▶ _Entries shown_
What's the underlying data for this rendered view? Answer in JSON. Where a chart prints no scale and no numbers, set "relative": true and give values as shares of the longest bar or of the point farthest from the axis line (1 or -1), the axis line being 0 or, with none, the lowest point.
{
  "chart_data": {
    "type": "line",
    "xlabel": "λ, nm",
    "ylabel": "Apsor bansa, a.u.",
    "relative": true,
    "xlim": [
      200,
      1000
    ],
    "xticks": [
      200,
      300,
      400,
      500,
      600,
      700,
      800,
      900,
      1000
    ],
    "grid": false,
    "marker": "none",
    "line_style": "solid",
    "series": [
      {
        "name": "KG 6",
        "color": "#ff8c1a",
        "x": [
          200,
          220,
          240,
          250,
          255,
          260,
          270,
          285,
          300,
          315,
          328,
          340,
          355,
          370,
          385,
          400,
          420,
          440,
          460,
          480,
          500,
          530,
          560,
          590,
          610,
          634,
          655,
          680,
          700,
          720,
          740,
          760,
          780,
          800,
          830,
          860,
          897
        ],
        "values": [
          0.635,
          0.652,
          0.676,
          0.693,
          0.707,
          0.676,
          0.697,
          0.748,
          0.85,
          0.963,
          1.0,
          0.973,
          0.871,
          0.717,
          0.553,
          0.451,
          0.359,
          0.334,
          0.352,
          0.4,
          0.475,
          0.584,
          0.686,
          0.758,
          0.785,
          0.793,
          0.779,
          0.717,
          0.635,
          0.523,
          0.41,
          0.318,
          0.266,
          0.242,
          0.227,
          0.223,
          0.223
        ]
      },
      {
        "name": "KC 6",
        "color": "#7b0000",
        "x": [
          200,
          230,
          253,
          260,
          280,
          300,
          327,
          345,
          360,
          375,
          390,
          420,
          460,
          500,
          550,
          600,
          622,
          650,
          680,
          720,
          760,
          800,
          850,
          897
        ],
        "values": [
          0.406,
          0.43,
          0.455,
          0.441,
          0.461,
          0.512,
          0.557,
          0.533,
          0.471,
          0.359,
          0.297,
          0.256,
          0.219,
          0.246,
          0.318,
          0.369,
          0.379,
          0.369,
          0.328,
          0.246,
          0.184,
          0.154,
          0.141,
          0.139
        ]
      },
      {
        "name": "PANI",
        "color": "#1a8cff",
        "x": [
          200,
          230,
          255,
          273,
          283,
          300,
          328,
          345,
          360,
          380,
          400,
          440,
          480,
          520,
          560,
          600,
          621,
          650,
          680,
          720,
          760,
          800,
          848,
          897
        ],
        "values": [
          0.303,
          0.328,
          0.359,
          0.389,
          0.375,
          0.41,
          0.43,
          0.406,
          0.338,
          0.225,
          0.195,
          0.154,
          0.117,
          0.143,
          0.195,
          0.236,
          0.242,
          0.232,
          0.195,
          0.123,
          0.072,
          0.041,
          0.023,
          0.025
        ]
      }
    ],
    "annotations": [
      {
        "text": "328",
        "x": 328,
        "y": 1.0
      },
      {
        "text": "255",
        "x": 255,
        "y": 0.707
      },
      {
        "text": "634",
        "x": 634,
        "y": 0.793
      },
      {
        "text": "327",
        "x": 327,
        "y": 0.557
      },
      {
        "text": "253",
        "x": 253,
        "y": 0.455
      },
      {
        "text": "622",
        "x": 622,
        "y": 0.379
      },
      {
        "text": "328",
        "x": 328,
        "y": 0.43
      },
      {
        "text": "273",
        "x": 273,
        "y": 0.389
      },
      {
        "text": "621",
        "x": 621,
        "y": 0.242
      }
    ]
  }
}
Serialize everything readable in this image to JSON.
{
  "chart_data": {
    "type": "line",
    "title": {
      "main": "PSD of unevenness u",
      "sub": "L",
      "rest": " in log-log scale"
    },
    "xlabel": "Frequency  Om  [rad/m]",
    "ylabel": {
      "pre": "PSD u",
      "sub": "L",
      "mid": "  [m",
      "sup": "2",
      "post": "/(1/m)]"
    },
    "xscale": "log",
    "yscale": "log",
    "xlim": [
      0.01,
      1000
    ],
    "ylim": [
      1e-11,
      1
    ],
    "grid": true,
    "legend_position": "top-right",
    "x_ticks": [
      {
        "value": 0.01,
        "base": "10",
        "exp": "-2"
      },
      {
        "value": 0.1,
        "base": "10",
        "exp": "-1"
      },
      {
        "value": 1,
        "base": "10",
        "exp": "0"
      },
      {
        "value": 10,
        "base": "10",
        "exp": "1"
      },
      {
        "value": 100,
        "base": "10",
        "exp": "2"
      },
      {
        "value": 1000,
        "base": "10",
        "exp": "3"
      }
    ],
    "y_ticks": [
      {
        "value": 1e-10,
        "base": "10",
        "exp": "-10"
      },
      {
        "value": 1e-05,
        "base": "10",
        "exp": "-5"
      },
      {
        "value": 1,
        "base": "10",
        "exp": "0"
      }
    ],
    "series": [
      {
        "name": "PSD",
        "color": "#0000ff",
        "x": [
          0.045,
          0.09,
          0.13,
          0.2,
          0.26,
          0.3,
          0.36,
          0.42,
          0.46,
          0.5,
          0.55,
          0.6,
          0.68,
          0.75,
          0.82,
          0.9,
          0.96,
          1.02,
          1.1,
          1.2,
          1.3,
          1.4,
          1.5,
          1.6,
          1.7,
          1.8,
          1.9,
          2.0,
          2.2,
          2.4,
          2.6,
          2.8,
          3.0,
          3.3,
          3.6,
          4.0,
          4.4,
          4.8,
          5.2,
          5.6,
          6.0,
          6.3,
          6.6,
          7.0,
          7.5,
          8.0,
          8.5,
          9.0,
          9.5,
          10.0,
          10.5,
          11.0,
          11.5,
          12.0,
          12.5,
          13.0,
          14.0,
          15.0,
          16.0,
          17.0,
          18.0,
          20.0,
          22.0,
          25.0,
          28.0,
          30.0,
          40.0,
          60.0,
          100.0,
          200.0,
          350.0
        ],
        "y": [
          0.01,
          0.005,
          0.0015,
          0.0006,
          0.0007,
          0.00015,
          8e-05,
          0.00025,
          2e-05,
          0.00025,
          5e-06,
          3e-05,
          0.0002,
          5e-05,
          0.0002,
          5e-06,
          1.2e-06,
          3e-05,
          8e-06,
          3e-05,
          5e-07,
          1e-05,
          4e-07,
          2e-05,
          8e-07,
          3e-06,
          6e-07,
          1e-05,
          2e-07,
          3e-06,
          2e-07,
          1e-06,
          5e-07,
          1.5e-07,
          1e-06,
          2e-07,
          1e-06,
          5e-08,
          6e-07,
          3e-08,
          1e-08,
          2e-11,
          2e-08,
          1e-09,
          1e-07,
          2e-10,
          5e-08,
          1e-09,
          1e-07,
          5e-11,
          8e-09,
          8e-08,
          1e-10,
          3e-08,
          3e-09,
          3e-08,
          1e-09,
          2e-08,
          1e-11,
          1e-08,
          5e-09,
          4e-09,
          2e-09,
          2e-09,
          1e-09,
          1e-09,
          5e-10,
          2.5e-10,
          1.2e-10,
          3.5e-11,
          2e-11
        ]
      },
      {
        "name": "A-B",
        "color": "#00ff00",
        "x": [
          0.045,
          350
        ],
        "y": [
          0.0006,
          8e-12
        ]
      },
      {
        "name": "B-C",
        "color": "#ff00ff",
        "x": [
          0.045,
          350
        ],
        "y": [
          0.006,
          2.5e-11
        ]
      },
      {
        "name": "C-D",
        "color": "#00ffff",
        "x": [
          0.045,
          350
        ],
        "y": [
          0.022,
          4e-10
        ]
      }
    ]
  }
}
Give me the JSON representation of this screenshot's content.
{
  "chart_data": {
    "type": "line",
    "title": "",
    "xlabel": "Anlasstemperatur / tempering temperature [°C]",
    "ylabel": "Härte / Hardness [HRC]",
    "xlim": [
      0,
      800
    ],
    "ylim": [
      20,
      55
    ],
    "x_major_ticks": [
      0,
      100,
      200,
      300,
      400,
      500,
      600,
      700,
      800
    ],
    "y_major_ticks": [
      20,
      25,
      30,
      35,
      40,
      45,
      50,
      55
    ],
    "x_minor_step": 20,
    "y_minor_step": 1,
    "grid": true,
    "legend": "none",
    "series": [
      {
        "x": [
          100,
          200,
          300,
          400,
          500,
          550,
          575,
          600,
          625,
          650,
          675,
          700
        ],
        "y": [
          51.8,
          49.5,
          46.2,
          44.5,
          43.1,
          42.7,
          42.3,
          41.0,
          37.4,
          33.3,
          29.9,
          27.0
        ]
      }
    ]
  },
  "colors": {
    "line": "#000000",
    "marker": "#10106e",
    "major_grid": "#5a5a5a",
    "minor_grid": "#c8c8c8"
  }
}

▶ _What is asked_
Return every line holding the word "name" from the records.

▶ _Exercise answer_
        "name": "KG 6",
        "name": "KC 6",
        "name": "PANI",
        "name": "PSD",
        "name": "A-B",
        "name": "B-C",
        "name": "C-D",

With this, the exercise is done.